What you have to do
Report each line of the data that includes the word "前瞻产业研究院".

Data tied to figure images
********************

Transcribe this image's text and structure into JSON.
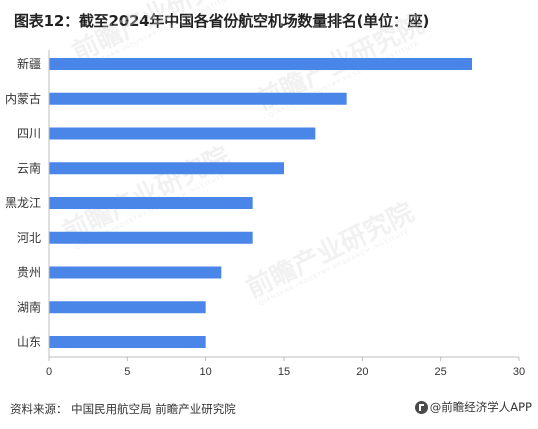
{
  "title": "图表12：截至2024年中国各省份航空机场数量排名(单位：座)",
  "footer": {
    "source": "资料来源：  中国民用航空局 前瞻产业研究院",
    "brand": "@前瞻经济学人APP"
  },
  "watermarks": [
    {
      "main": "前瞻产业研究院",
      "sub": "QIANZHAN INDUSTRY RESEARCH INSTITUTE"
    }
  ],
  "colors": {
    "bar": "#4a86e8",
    "axis": "#bfbfbf",
    "text": "#333333"
  },
  "chart_data": {
    "type": "bar",
    "orientation": "horizontal",
    "categories": [
      "新疆",
      "内蒙古",
      "四川",
      "云南",
      "黑龙江",
      "河北",
      "贵州",
      "湖南",
      "山东"
    ],
    "values": [
      27,
      19,
      17,
      15,
      13,
      13,
      11,
      10,
      10
    ],
    "xlim": [
      0,
      30
    ],
    "xticks": [
      0,
      5,
      10,
      15,
      20,
      25,
      30
    ],
    "grid": false,
    "legend": "none"
  }
}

********************

Task output
    "source": "资料来源：  中国民用航空局 前瞻产业研究院",
      "main": "前瞻产业研究院",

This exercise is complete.